# EXERCISE TASK
Reproduce all of the data below without alteration; exclude every picture.

# DATA ENTRIES
******

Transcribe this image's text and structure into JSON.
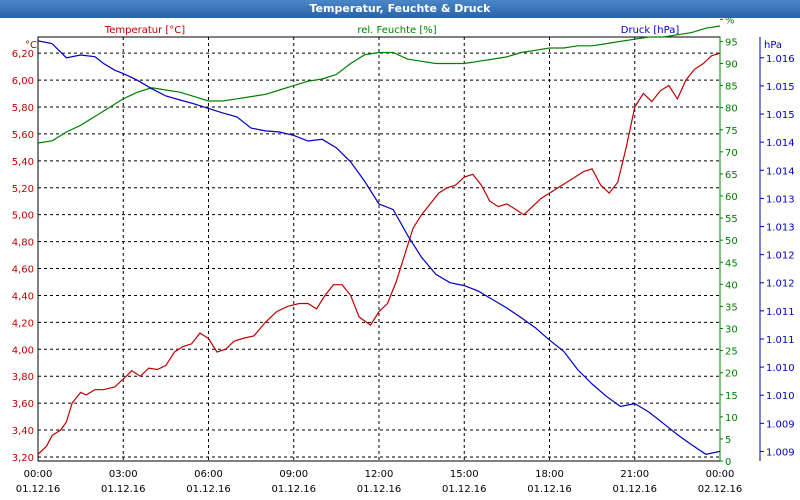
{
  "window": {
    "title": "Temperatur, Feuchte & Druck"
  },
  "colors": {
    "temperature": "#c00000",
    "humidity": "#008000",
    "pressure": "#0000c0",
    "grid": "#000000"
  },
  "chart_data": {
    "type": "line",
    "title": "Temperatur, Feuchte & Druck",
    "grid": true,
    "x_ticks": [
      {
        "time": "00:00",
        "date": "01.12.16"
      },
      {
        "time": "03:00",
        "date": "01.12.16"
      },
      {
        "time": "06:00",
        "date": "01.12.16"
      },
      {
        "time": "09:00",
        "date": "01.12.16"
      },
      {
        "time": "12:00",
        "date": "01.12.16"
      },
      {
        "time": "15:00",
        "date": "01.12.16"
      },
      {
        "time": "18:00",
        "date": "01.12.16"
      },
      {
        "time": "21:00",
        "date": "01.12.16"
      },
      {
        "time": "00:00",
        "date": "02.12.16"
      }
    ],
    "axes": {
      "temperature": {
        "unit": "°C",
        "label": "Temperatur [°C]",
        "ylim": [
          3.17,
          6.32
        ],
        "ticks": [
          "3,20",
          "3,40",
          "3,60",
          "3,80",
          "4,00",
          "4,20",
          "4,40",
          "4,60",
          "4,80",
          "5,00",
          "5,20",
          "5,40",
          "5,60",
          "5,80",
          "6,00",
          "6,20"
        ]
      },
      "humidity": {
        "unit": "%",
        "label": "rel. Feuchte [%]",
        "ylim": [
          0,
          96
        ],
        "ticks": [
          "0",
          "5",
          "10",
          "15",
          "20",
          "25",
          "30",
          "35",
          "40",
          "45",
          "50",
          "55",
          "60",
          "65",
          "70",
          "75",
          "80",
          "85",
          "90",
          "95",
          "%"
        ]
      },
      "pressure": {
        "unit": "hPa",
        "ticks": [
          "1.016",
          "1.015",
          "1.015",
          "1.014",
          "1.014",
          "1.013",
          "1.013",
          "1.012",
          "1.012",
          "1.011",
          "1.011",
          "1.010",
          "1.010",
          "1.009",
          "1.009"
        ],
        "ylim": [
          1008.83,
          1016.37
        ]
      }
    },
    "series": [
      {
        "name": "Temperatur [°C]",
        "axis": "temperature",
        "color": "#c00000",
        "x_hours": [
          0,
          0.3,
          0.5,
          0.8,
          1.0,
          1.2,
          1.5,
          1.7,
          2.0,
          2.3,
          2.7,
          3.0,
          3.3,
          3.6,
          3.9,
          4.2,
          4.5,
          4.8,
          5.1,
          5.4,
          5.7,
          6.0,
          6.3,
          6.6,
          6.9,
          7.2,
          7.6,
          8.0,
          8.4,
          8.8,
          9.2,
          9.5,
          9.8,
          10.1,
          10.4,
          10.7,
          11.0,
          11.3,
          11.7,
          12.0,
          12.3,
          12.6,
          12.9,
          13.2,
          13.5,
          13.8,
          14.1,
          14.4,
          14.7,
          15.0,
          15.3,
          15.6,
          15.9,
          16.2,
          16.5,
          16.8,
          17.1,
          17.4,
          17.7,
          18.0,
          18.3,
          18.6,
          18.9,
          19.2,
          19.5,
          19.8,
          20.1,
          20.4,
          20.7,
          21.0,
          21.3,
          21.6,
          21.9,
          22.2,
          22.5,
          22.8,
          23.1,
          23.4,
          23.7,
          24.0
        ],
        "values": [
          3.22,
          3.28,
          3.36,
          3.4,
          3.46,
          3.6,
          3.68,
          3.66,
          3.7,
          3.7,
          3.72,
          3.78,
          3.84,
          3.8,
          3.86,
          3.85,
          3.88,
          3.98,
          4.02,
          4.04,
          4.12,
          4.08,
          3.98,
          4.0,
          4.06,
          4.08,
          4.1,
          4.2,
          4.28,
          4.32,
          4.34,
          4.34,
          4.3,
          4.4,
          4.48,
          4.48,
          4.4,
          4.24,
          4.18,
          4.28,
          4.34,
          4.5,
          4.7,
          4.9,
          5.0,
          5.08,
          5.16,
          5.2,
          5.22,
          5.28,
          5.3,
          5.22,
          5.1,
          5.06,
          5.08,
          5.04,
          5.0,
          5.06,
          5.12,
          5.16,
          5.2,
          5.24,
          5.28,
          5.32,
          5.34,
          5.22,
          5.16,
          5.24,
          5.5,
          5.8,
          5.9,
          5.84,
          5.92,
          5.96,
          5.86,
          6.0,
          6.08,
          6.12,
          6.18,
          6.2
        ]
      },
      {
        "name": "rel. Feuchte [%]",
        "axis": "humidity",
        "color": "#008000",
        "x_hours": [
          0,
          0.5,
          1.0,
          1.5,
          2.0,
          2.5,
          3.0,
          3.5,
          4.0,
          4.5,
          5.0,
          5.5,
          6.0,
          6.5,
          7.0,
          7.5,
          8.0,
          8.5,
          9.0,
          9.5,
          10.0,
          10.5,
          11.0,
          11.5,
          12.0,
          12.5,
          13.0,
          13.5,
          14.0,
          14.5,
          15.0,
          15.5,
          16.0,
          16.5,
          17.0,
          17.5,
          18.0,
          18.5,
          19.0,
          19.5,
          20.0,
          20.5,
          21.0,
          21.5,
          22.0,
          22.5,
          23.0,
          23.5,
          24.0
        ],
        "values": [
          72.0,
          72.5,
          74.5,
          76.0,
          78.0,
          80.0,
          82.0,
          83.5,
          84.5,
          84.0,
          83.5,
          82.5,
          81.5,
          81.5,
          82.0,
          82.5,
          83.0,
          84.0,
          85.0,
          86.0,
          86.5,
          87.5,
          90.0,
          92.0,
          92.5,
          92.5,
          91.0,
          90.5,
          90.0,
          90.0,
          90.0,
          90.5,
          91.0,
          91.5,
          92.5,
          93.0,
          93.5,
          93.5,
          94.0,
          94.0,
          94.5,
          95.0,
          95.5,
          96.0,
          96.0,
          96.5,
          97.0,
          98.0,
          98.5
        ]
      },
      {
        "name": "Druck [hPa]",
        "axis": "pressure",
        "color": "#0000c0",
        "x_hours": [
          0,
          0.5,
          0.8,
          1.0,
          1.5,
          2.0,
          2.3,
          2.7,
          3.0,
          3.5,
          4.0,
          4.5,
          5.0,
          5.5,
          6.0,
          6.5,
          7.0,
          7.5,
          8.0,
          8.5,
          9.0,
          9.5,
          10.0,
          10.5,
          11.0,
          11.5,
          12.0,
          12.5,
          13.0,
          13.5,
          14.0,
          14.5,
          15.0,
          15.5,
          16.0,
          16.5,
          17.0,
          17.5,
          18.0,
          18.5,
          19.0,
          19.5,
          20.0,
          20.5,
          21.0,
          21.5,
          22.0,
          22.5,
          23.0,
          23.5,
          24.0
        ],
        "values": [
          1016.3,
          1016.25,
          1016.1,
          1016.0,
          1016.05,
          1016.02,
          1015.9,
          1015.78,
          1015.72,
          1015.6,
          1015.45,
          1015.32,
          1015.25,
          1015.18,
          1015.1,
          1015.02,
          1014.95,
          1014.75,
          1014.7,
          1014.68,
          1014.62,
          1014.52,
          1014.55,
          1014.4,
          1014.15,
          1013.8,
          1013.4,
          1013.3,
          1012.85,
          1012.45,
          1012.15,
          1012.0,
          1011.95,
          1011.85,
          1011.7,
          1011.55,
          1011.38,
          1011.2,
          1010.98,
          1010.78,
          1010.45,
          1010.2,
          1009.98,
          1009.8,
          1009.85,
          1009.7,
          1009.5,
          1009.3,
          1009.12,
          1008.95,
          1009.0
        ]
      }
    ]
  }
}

******

# COMPLETE OUTPUT
Transcribe this image's text and structure into JSON.
{
  "window": {
    "title": "Temperatur, Feuchte & Druck"
  },
  "colors": {
    "temperature": "#c00000",
    "humidity": "#008000",
    "pressure": "#0000c0",
    "grid": "#000000"
  },
  "chart_data": {
    "type": "line",
    "title": "Temperatur, Feuchte & Druck",
    "grid": true,
    "x_ticks": [
      {
        "time": "00:00",
        "date": "01.12.16"
      },
      {
        "time": "03:00",
        "date": "01.12.16"
      },
      {
        "time": "06:00",
        "date": "01.12.16"
      },
      {
        "time": "09:00",
        "date": "01.12.16"
      },
      {
        "time": "12:00",
        "date": "01.12.16"
      },
      {
        "time": "15:00",
        "date": "01.12.16"
      },
      {
        "time": "18:00",
        "date": "01.12.16"
      },
      {
        "time": "21:00",
        "date": "01.12.16"
      },
      {
        "time": "00:00",
        "date": "02.12.16"
      }
    ],
    "axes": {
      "temperature": {
        "unit": "°C",
        "label": "Temperatur [°C]",
        "ylim": [
          3.17,
          6.32
        ],
        "ticks": [
          "3,20",
          "3,40",
          "3,60",
          "3,80",
          "4,00",
          "4,20",
          "4,40",
          "4,60",
          "4,80",
          "5,00",
          "5,20",
          "5,40",
          "5,60",
          "5,80",
          "6,00",
          "6,20"
        ]
      },
      "humidity": {
        "unit": "%",
        "label": "rel. Feuchte [%]",
        "ylim": [
          0,
          96
        ],
        "ticks": [
          "0",
          "5",
          "10",
          "15",
          "20",
          "25",
          "30",
          "35",
          "40",
          "45",
          "50",
          "55",
          "60",
          "65",
          "70",
          "75",
          "80",
          "85",
          "90",
          "95",
          "%"
        ]
      },
      "pressure": {
        "unit": "hPa",
        "ticks": [
          "1.016",
          "1.015",
          "1.015",
          "1.014",
          "1.014",
          "1.013",
          "1.013",
          "1.012",
          "1.012",
          "1.011",
          "1.011",
          "1.010",
          "1.010",
          "1.009",
          "1.009"
        ],
        "ylim": [
          1008.83,
          1016.37
        ]
      }
    },
    "series": [
      {
        "name": "Temperatur [°C]",
        "axis": "temperature",
        "color": "#c00000",
        "x_hours": [
          0,
          0.3,
          0.5,
          0.8,
          1.0,
          1.2,
          1.5,
          1.7,
          2.0,
          2.3,
          2.7,
          3.0,
          3.3,
          3.6,
          3.9,
          4.2,
          4.5,
          4.8,
          5.1,
          5.4,
          5.7,
          6.0,
          6.3,
          6.6,
          6.9,
          7.2,
          7.6,
          8.0,
          8.4,
          8.8,
          9.2,
          9.5,
          9.8,
          10.1,
          10.4,
          10.7,
          11.0,
          11.3,
          11.7,
          12.0,
          12.3,
          12.6,
          12.9,
          13.2,
          13.5,
          13.8,
          14.1,
          14.4,
          14.7,
          15.0,
          15.3,
          15.6,
          15.9,
          16.2,
          16.5,
          16.8,
          17.1,
          17.4,
          17.7,
          18.0,
          18.3,
          18.6,
          18.9,
          19.2,
          19.5,
          19.8,
          20.1,
          20.4,
          20.7,
          21.0,
          21.3,
          21.6,
          21.9,
          22.2,
          22.5,
          22.8,
          23.1,
          23.4,
          23.7,
          24.0
        ],
        "values": [
          3.22,
          3.28,
          3.36,
          3.4,
          3.46,
          3.6,
          3.68,
          3.66,
          3.7,
          3.7,
          3.72,
          3.78,
          3.84,
          3.8,
          3.86,
          3.85,
          3.88,
          3.98,
          4.02,
          4.04,
          4.12,
          4.08,
          3.98,
          4.0,
          4.06,
          4.08,
          4.1,
          4.2,
          4.28,
          4.32,
          4.34,
          4.34,
          4.3,
          4.4,
          4.48,
          4.48,
          4.4,
          4.24,
          4.18,
          4.28,
          4.34,
          4.5,
          4.7,
          4.9,
          5.0,
          5.08,
          5.16,
          5.2,
          5.22,
          5.28,
          5.3,
          5.22,
          5.1,
          5.06,
          5.08,
          5.04,
          5.0,
          5.06,
          5.12,
          5.16,
          5.2,
          5.24,
          5.28,
          5.32,
          5.34,
          5.22,
          5.16,
          5.24,
          5.5,
          5.8,
          5.9,
          5.84,
          5.92,
          5.96,
          5.86,
          6.0,
          6.08,
          6.12,
          6.18,
          6.2
        ]
      },
      {
        "name": "rel. Feuchte [%]",
        "axis": "humidity",
        "color": "#008000",
        "x_hours": [
          0,
          0.5,
          1.0,
          1.5,
          2.0,
          2.5,
          3.0,
          3.5,
          4.0,
          4.5,
          5.0,
          5.5,
          6.0,
          6.5,
          7.0,
          7.5,
          8.0,
          8.5,
          9.0,
          9.5,
          10.0,
          10.5,
          11.0,
          11.5,
          12.0,
          12.5,
          13.0,
          13.5,
          14.0,
          14.5,
          15.0,
          15.5,
          16.0,
          16.5,
          17.0,
          17.5,
          18.0,
          18.5,
          19.0,
          19.5,
          20.0,
          20.5,
          21.0,
          21.5,
          22.0,
          22.5,
          23.0,
          23.5,
          24.0
        ],
        "values": [
          72.0,
          72.5,
          74.5,
          76.0,
          78.0,
          80.0,
          82.0,
          83.5,
          84.5,
          84.0,
          83.5,
          82.5,
          81.5,
          81.5,
          82.0,
          82.5,
          83.0,
          84.0,
          85.0,
          86.0,
          86.5,
          87.5,
          90.0,
          92.0,
          92.5,
          92.5,
          91.0,
          90.5,
          90.0,
          90.0,
          90.0,
          90.5,
          91.0,
          91.5,
          92.5,
          93.0,
          93.5,
          93.5,
          94.0,
          94.0,
          94.5,
          95.0,
          95.5,
          96.0,
          96.0,
          96.5,
          97.0,
          98.0,
          98.5
        ]
      },
      {
        "name": "Druck [hPa]",
        "axis": "pressure",
        "color": "#0000c0",
        "x_hours": [
          0,
          0.5,
          0.8,
          1.0,
          1.5,
          2.0,
          2.3,
          2.7,
          3.0,
          3.5,
          4.0,
          4.5,
          5.0,
          5.5,
          6.0,
          6.5,
          7.0,
          7.5,
          8.0,
          8.5,
          9.0,
          9.5,
          10.0,
          10.5,
          11.0,
          11.5,
          12.0,
          12.5,
          13.0,
          13.5,
          14.0,
          14.5,
          15.0,
          15.5,
          16.0,
          16.5,
          17.0,
          17.5,
          18.0,
          18.5,
          19.0,
          19.5,
          20.0,
          20.5,
          21.0,
          21.5,
          22.0,
          22.5,
          23.0,
          23.5,
          24.0
        ],
        "values": [
          1016.3,
          1016.25,
          1016.1,
          1016.0,
          1016.05,
          1016.02,
          1015.9,
          1015.78,
          1015.72,
          1015.6,
          1015.45,
          1015.32,
          1015.25,
          1015.18,
          1015.1,
          1015.02,
          1014.95,
          1014.75,
          1014.7,
          1014.68,
          1014.62,
          1014.52,
          1014.55,
          1014.4,
          1014.15,
          1013.8,
          1013.4,
          1013.3,
          1012.85,
          1012.45,
          1012.15,
          1012.0,
          1011.95,
          1011.85,
          1011.7,
          1011.55,
          1011.38,
          1011.2,
          1010.98,
          1010.78,
          1010.45,
          1010.2,
          1009.98,
          1009.8,
          1009.85,
          1009.7,
          1009.5,
          1009.3,
          1009.12,
          1008.95,
          1009.0
        ]
      }
    ]
  }
}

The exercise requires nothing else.